What is needed: Write out the entire listing below exactly as it appears, minus any pictures.

Records for this task:
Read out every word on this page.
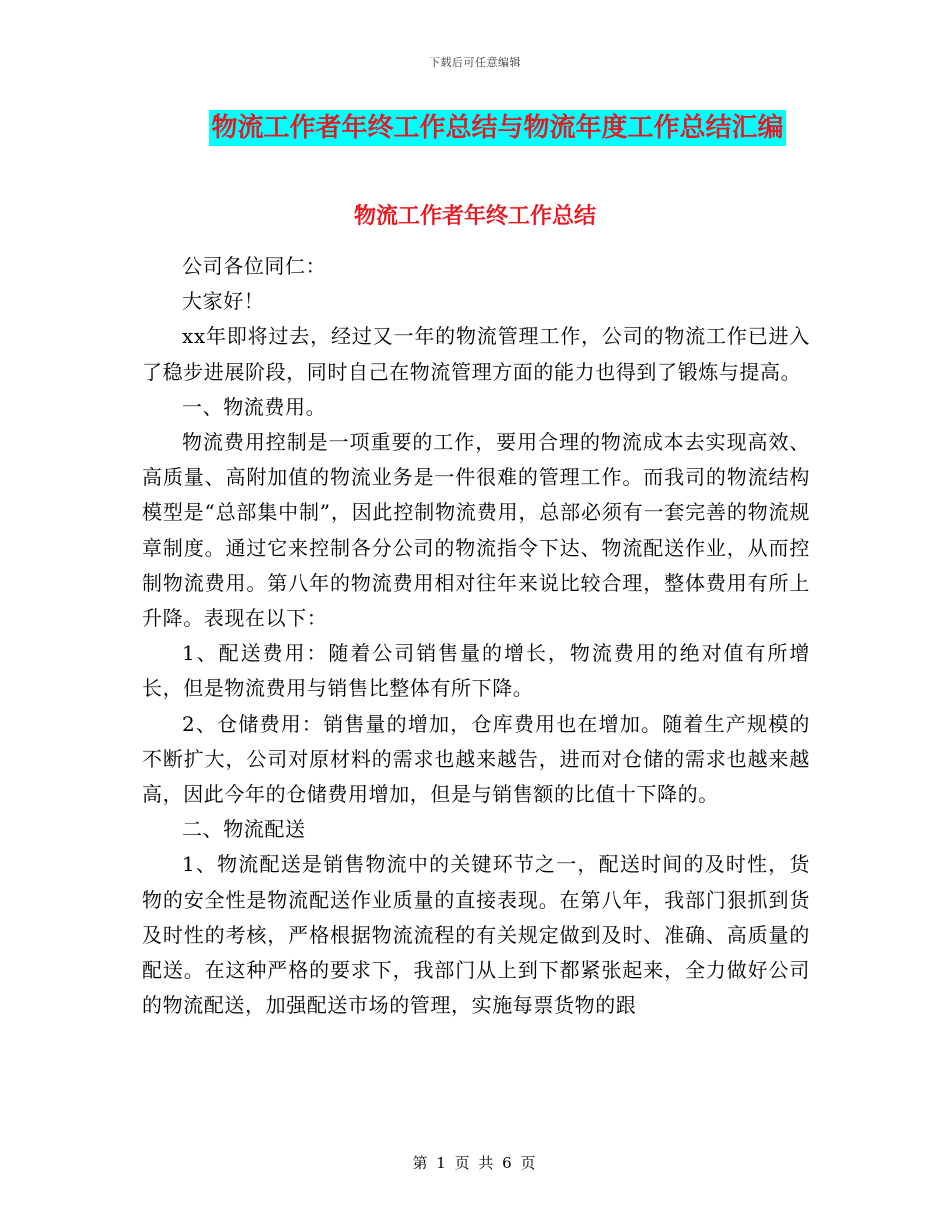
下载后可任意编辑
物流工作者年终工作总结与物流年度工作总结汇编
物流工作者年终工作总结

公司各位同仁：

大家好！

xx年即将过去，经过又一年的物流管理工作，公司的物流工作已进入了稳步进展阶段，同时自己在物流管理方面的能力也得到了锻炼与提高。

一、物流费用。

物流费用控制是一项重要的工作，要用合理的物流成本去实现高效、高质量、高附加值的物流业务是一件很难的管理工作。而我司的物流结构模型是“总部集中制”，因此控制物流费用，总部必须有一套完善的物流规章制度。通过它来控制各分公司的物流指令下达、物流配送作业，从而控制物流费用。第八年的物流费用相对往年来说比较合理，整体费用有所上升降。表现在以下：

1、配送费用：随着公司销售量的增长，物流费用的绝对值有所增长，但是物流费用与销售比整体有所下降。

2、仓储费用：销售量的增加，仓库费用也在增加。随着生产规模的不断扩大，公司对原材料的需求也越来越告，进而对仓储的需求也越来越高，因此今年的仓储费用增加，但是与销售额的比值十下降的。

二、物流配送

1、物流配送是销售物流中的关键环节之一，配送时间的及时性，货物的安全性是物流配送作业质量的直接表现。在第八年，我部门狠抓到货及时性的考核，严格根据物流流程的有关规定做到及时、准确、高质量的配送。在这种严格的要求下，我部门从上到下都紧张起来，全力做好公司的物流配送，加强配送市场的管理，实施每票货物的跟

第 1 页 共 6 页
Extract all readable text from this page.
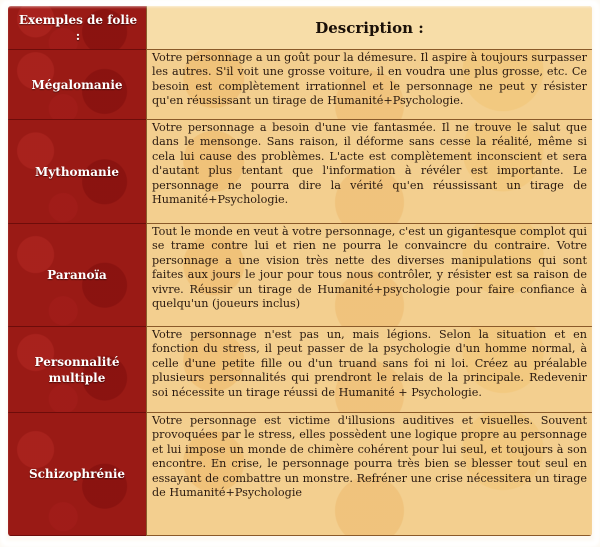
Exemples de folie :	Description :
Mégalomanie
Votre personnage a un goût pour la démesure. Il aspire à toujours surpasser les autres. S'il voit une grosse voiture, il en voudra une plus grosse, etc. Ce besoin est complètement irrationnel et le personnage ne peut y résister qu'en réussissant un tirage de Humanité+Psychologie.
Mythomanie
Votre personnage a besoin d'une vie fantasmée. Il ne trouve le salut que dans le mensonge. Sans raison, il déforme sans cesse la réalité, même si cela lui cause des problèmes. L'acte est complètement inconscient et sera d'autant plus tentant que l'information à révéler est importante. Le personnage ne pourra dire la vérité qu'en réussissant un tirage de Humanité+Psychologie.
Paranoïa
Tout le monde en veut à votre personnage, c'est un gigantesque complot qui se trame contre lui et rien ne pourra le convaincre du contraire. Votre personnage a une vision très nette des diverses manipulations qui sont faites aux jours le jour pour tous nous contrôler, y résister est sa raison de vivre. Réussir un tirage de Humanité+psychologie pour faire confiance à quelqu'un (joueurs inclus)
Personnalité multiple
Votre personnage n'est pas un, mais légions. Selon la situation et en fonction du stress, il peut passer de la psychologie d'un homme normal, à celle d'une petite fille ou d'un truand sans foi ni loi. Créez au préalable plusieurs personnalités qui prendront le relais de la principale. Redevenir soi nécessite un tirage réussi de Humanité + Psychologie.
Schizophrénie
Votre personnage est victime d'illusions auditives et visuelles. Souvent provoquées par le stress, elles possèdent une logique propre au personnage et lui impose un monde de chimère cohérent pour lui seul, et toujours à son encontre. En crise, le personnage pourra très bien se blesser tout seul en essayant de combattre un monstre. Refréner une crise nécessitera un tirage de Humanité+Psychologie
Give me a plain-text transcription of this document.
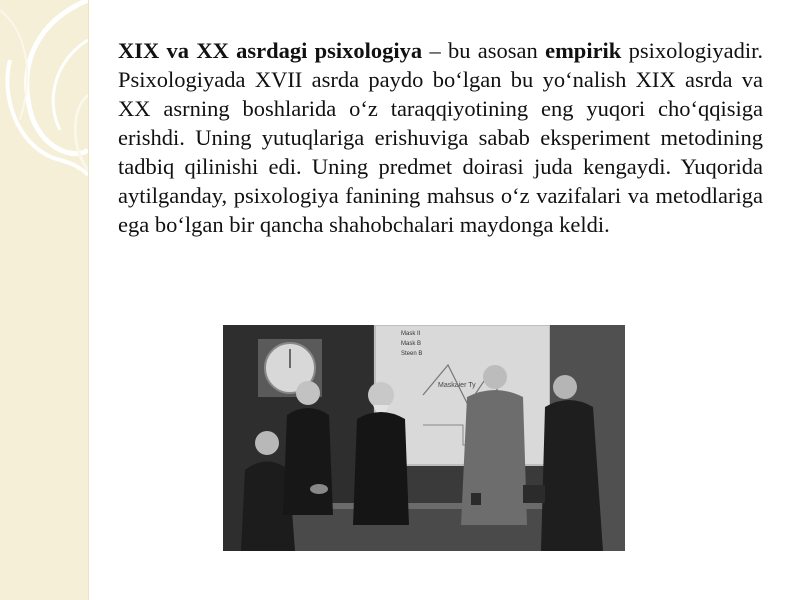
XIX va XX asrdagi psixologiya – bu asosan empirik psixologiyadir. Psixologiyada XVII asrda paydo bo‘lgan bu yo‘nalish XIX asrda va XX asrning boshlarida o‘z taraqqiyotining eng yuqori cho‘qqisiga erishdi. Uning yutuqlariga erishuviga sabab eksperiment metodining tadbiq qilinishi edi. Uning predmet doirasi juda kengaydi. Yuqorida aytilganday, psixologiya fanining mahsus o‘z vazifalari va metodlariga ega bo‘lgan bir qancha shahobchalari maydonga keldi.
Mask II
Mask B
Steen B
Maskaier Ty
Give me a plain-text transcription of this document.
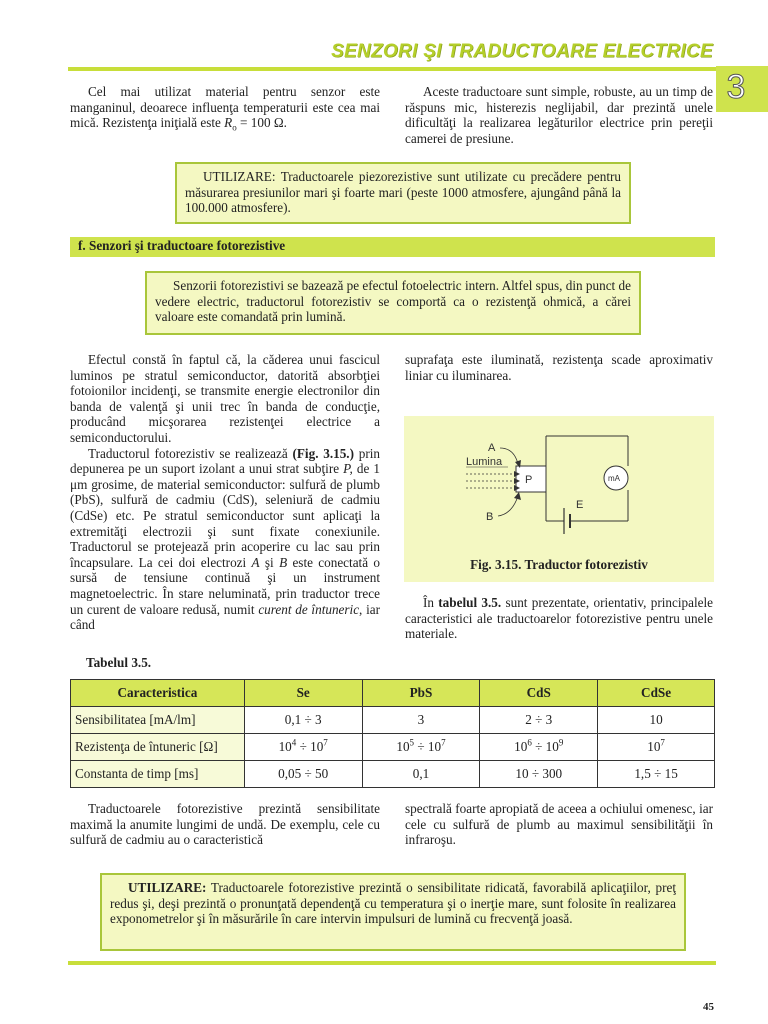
SENZORI ŞI TRADUCTOARE ELECTRICE
3
Cel mai utilizat material pentru senzor este manganinul, deoarece influenţa temperaturii este cea mai mică. Rezistenţa iniţială este $R_o = 100$ Ω.
Aceste traductoare sunt simple, robuste, au un timp de răspuns mic, histerezis neglijabil, dar prezintă unele dificultăţi la realizarea legăturilor electrice prin pereţii camerei de presiune.
UTILIZARE: Traductoarele piezorezistive sunt utilizate cu precădere pentru măsurarea presiunilor mari şi foarte mari (peste 1000 atmosfere, ajungând până la 100.000 atmosfere).
f. Senzori şi traductoare fotorezistive
Senzorii fotorezistivi se bazează pe efectul fotoelectric intern. Altfel spus, din punct de vedere electric, traductorul fotorezistiv se comportă ca o rezistenţă ohmică, a cărei valoare este comandată prin lumină.
Efectul constă în faptul că, la căderea unui fascicul luminos pe stratul semiconductor, datorită absorbţiei fotoionilor incidenţi, se transmite energie electronilor din banda de valenţă şi unii trec în banda de conducţie, producând micşorarea rezistenţei electrice a semiconductorului.
Traductorul fotorezistiv se realizează (Fig. 3.15.) prin depunerea pe un suport izolant a unui strat subţire P, de 1 μm grosime, de material semiconductor: sulfură de plumb (PbS), sulfură de cadmiu (CdS), seleniură de cadmiu (CdSe) etc. Pe stratul semiconductor sunt aplicaţi la extremităţi electrozii şi sunt fixate conexiunile. Traductorul se protejează prin acoperire cu lac sau prin încapsulare. La cei doi electrozi A şi B este conectată o sursă de tensiune continuă şi un instrument magnetoelectric. În stare neluminată, prin traductor trece un curent de valoare redusă, numit curent de întuneric, iar când
suprafaţa este iluminată, rezistenţa scade aproximativ liniar cu iluminarea.
P	mA
E
A
Lumina
B
Fig. 3.15. Traductor fotorezistiv
În tabelul 3.5. sunt prezentate, orientativ, principalele caracteristici ale traductoarelor fotorezistive pentru unele materiale.
Tabelul 3.5.
Caracteristica	Se	PbS	CdS	CdSe
Sensibilitatea [mA/lm]	0,1 ÷ 3	3	2 ÷ 3	10
Rezistenţa de întuneric [Ω]	$10^4 \div 10^7$	$10^5 \div 10^7$	$10^6 \div 10^9$	$10^7$
Constanta de timp [ms]	0,05 ÷ 50	0,1	10 ÷ 300	1,5 ÷ 15
Traductoarele fotorezistive prezintă sensibilitate maximă la anumite lungimi de undă. De exemplu, cele cu sulfură de cadmiu au o caracteristică
spectrală foarte apropiată de aceea a ochiului omenesc, iar cele cu sulfură de plumb au maximul sensibilităţii în infraroşu.
UTILIZARE: Traductoarele fotorezistive prezintă o sensibilitate ridicată, favorabilă aplicaţiilor, preţ redus şi, deşi prezintă o pronunţată dependenţă cu temperatura şi o inerţie mare, sunt folosite în realizarea exponometrelor şi în măsurările în care intervin impulsuri de lumină cu frecvenţă joasă.
45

Task result:
Read out every word on this page.
下载后可任意编辑
物流工作者年终工作总结与物流年度工作总结汇编
物流工作者年终工作总结

公司各位同仁：

大家好！

xx年即将过去，经过又一年的物流管理工作，公司的物流工作已进入了稳步进展阶段，同时自己在物流管理方面的能力也得到了锻炼与提高。

一、物流费用。

物流费用控制是一项重要的工作，要用合理的物流成本去实现高效、高质量、高附加值的物流业务是一件很难的管理工作。而我司的物流结构模型是“总部集中制”，因此控制物流费用，总部必须有一套完善的物流规章制度。通过它来控制各分公司的物流指令下达、物流配送作业，从而控制物流费用。第八年的物流费用相对往年来说比较合理，整体费用有所上升降。表现在以下：

1、配送费用：随着公司销售量的增长，物流费用的绝对值有所增长，但是物流费用与销售比整体有所下降。

2、仓储费用：销售量的增加，仓库费用也在增加。随着生产规模的不断扩大，公司对原材料的需求也越来越告，进而对仓储的需求也越来越高，因此今年的仓储费用增加，但是与销售额的比值十下降的。

二、物流配送

1、物流配送是销售物流中的关键环节之一，配送时间的及时性，货物的安全性是物流配送作业质量的直接表现。在第八年，我部门狠抓到货及时性的考核，严格根据物流流程的有关规定做到及时、准确、高质量的配送。在这种严格的要求下，我部门从上到下都紧张起来，全力做好公司的物流配送，加强配送市场的管理，实施每票货物的跟

第 1 页 共 6 页
Extract all readable text from this page.
Exemples de folie :	Description :
Mégalomanie
Votre personnage a un goût pour la démesure. Il aspire à toujours surpasser les autres. S'il voit une grosse voiture, il en voudra une plus grosse, etc. Ce besoin est complètement irrationnel et le personnage ne peut y résister qu'en réussissant un tirage de Humanité+Psychologie.
Mythomanie
Votre personnage a besoin d'une vie fantasmée. Il ne trouve le salut que dans le mensonge. Sans raison, il déforme sans cesse la réalité, même si cela lui cause des problèmes. L'acte est complètement inconscient et sera d'autant plus tentant que l'information à révéler est importante. Le personnage ne pourra dire la vérité qu'en réussissant un tirage de Humanité+Psychologie.
Paranoïa
Tout le monde en veut à votre personnage, c'est un gigantesque complot qui se trame contre lui et rien ne pourra le convaincre du contraire. Votre personnage a une vision très nette des diverses manipulations qui sont faites aux jours le jour pour tous nous contrôler, y résister est sa raison de vivre. Réussir un tirage de Humanité+psychologie pour faire confiance à quelqu'un (joueurs inclus)
Personnalité multiple
Votre personnage n'est pas un, mais légions. Selon la situation et en fonction du stress, il peut passer de la psychologie d'un homme normal, à celle d'une petite fille ou d'un truand sans foi ni loi. Créez au préalable plusieurs personnalités qui prendront le relais de la principale. Redevenir soi nécessite un tirage réussi de Humanité + Psychologie.
Schizophrénie
Votre personnage est victime d'illusions auditives et visuelles. Souvent provoquées par le stress, elles possèdent une logique propre au personnage et lui impose un monde de chimère cohérent pour lui seul, et toujours à son encontre. En crise, le personnage pourra très bien se blesser tout seul en essayant de combattre un monstre. Refréner une crise nécessitera un tirage de Humanité+Psychologie
Give me a plain-text transcription of this document.
XIX va XX asrdagi psixologiya – bu asosan empirik psixologiyadir. Psixologiyada XVII asrda paydo bo‘lgan bu yo‘nalish XIX asrda va XX asrning boshlarida o‘z taraqqiyotining eng yuqori cho‘qqisiga erishdi. Uning yutuqlariga erishuviga sabab eksperiment metodining tadbiq qilinishi edi. Uning predmet doirasi juda kengaydi. Yuqorida aytilganday, psixologiya fanining mahsus o‘z vazifalari va metodlariga ega bo‘lgan bir qancha shahobchalari maydonga keldi.
Mask II
Mask B
Steen B
Maskaier Ty
Give me a plain-text transcription of this document.
SENZORI ŞI TRADUCTOARE ELECTRICE
3
Cel mai utilizat material pentru senzor este manganinul, deoarece influenţa temperaturii este cea mai mică. Rezistenţa iniţială este $R_o = 100$ Ω.
Aceste traductoare sunt simple, robuste, au un timp de răspuns mic, histerezis neglijabil, dar prezintă unele dificultăţi la realizarea legăturilor electrice prin pereţii camerei de presiune.
UTILIZARE: Traductoarele piezorezistive sunt utilizate cu precădere pentru măsurarea presiunilor mari şi foarte mari (peste 1000 atmosfere, ajungând până la 100.000 atmosfere).
f. Senzori şi traductoare fotorezistive
Senzorii fotorezistivi se bazează pe efectul fotoelectric intern. Altfel spus, din punct de vedere electric, traductorul fotorezistiv se comportă ca o rezistenţă ohmică, a cărei valoare este comandată prin lumină.
Efectul constă în faptul că, la căderea unui fascicul luminos pe stratul semiconductor, datorită absorbţiei fotoionilor incidenţi, se transmite energie electronilor din banda de valenţă şi unii trec în banda de conducţie, producând micşorarea rezistenţei electrice a semiconductorului.
Traductorul fotorezistiv se realizează (Fig. 3.15.) prin depunerea pe un suport izolant a unui strat subţire P, de 1 μm grosime, de material semiconductor: sulfură de plumb (PbS), sulfură de cadmiu (CdS), seleniură de cadmiu (CdSe) etc. Pe stratul semiconductor sunt aplicaţi la extremităţi electrozii şi sunt fixate conexiunile. Traductorul se protejează prin acoperire cu lac sau prin încapsulare. La cei doi electrozi A şi B este conectată o sursă de tensiune continuă şi un instrument magnetoelectric. În stare neluminată, prin traductor trece un curent de valoare redusă, numit curent de întuneric, iar când
suprafaţa este iluminată, rezistenţa scade aproximativ liniar cu iluminarea.
P	mA
E
A
Lumina
B
Fig. 3.15. Traductor fotorezistiv
În tabelul 3.5. sunt prezentate, orientativ, principalele caracteristici ale traductoarelor fotorezistive pentru unele materiale.
Tabelul 3.5.
Caracteristica	Se	PbS	CdS	CdSe
Sensibilitatea [mA/lm]	0,1 ÷ 3	3	2 ÷ 3	10
Rezistenţa de întuneric [Ω]	$10^4 \div 10^7$	$10^5 \div 10^7$	$10^6 \div 10^9$	$10^7$
Constanta de timp [ms]	0,05 ÷ 50	0,1	10 ÷ 300	1,5 ÷ 15
Traductoarele fotorezistive prezintă sensibilitate maximă la anumite lungimi de undă. De exemplu, cele cu sulfură de cadmiu au o caracteristică
spectrală foarte apropiată de aceea a ochiului omenesc, iar cele cu sulfură de plumb au maximul sensibilităţii în infraroşu.
UTILIZARE: Traductoarele fotorezistive prezintă o sensibilitate ridicată, favorabilă aplicaţiilor, preţ redus şi, deşi prezintă o pronunţată dependenţă cu temperatura şi o inerţie mare, sunt folosite în realizarea exponometrelor şi în măsurările în care intervin impulsuri de lumină cu frecvenţă joasă.
45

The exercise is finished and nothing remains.